[Recorded data]
# # # #
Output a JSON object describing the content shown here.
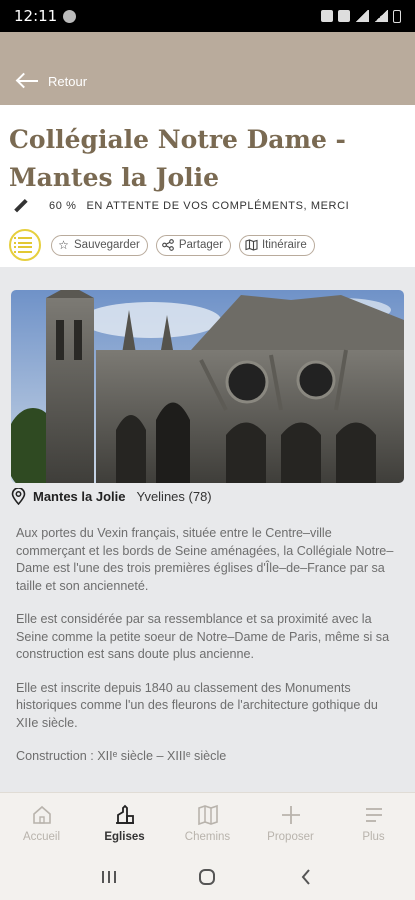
{
  "status_bar": {
    "time": "12:11"
  },
  "header": {
    "back_label": "Retour"
  },
  "page": {
    "title": "Collégiale Notre Dame - Mantes la Jolie",
    "completion_percent": "60 %",
    "completion_status": "EN ATTENTE DE VOS COMPLÉMENTS, MERCI"
  },
  "actions": {
    "save_label": "Sauvegarder",
    "share_label": "Partager",
    "route_label": "Itinéraire"
  },
  "location": {
    "town": "Mantes la Jolie",
    "department": "Yvelines (78)"
  },
  "description": {
    "p1": "Aux portes du Vexin français, située entre le Centre–ville commerçant et les bords de Seine aménagées, la Collégiale Notre–Dame est l'une des trois premières églises d'Île–de–France par sa taille et son ancienneté.",
    "p2": "Elle est considérée par sa ressemblance et sa proximité avec la Seine comme la petite soeur de Notre–Dame de Paris, même si sa construction est sans doute plus ancienne.",
    "p3": "Elle est inscrite depuis 1840 au classement des Monuments historiques comme l'un des fleurons de l'architecture gothique du XIIe siècle.",
    "p4": "Construction : XIIᵉ siècle – XIIIᵉ siècle"
  },
  "bottom_nav": {
    "items": [
      {
        "label": "Accueil",
        "icon": "home-icon",
        "active": false
      },
      {
        "label": "Eglises",
        "icon": "church-icon",
        "active": true
      },
      {
        "label": "Chemins",
        "icon": "map-icon",
        "active": false
      },
      {
        "label": "Proposer",
        "icon": "plus-icon",
        "active": false
      },
      {
        "label": "Plus",
        "icon": "menu-icon",
        "active": false
      }
    ]
  },
  "colors": {
    "header_bg": "#b9ab9c",
    "title_color": "#7a6a52",
    "accent_yellow": "#e6cf3e",
    "content_bg": "#e8e9eb"
  }
}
# # # #
Excluding the pictures, reproduce every entry exactly as given.

• **EXERCISE ANSWER**
Output a JSON object describing the content shown here.
{
  "status_bar": {
    "time": "12:11"
  },
  "header": {
    "back_label": "Retour"
  },
  "page": {
    "title": "Collégiale Notre Dame - Mantes la Jolie",
    "completion_percent": "60 %",
    "completion_status": "EN ATTENTE DE VOS COMPLÉMENTS, MERCI"
  },
  "actions": {
    "save_label": "Sauvegarder",
    "share_label": "Partager",
    "route_label": "Itinéraire"
  },
  "location": {
    "town": "Mantes la Jolie",
    "department": "Yvelines (78)"
  },
  "description": {
    "p1": "Aux portes du Vexin français, située entre le Centre–ville commerçant et les bords de Seine aménagées, la Collégiale Notre–Dame est l'une des trois premières églises d'Île–de–France par sa taille et son ancienneté.",
    "p2": "Elle est considérée par sa ressemblance et sa proximité avec la Seine comme la petite soeur de Notre–Dame de Paris, même si sa construction est sans doute plus ancienne.",
    "p3": "Elle est inscrite depuis 1840 au classement des Monuments historiques comme l'un des fleurons de l'architecture gothique du XIIe siècle.",
    "p4": "Construction : XIIᵉ siècle – XIIIᵉ siècle"
  },
  "bottom_nav": {
    "items": [
      {
        "label": "Accueil",
        "icon": "home-icon",
        "active": false
      },
      {
        "label": "Eglises",
        "icon": "church-icon",
        "active": true
      },
      {
        "label": "Chemins",
        "icon": "map-icon",
        "active": false
      },
      {
        "label": "Proposer",
        "icon": "plus-icon",
        "active": false
      },
      {
        "label": "Plus",
        "icon": "menu-icon",
        "active": false
      }
    ]
  },
  "colors": {
    "header_bg": "#b9ab9c",
    "title_color": "#7a6a52",
    "accent_yellow": "#e6cf3e",
    "content_bg": "#e8e9eb"
  }
}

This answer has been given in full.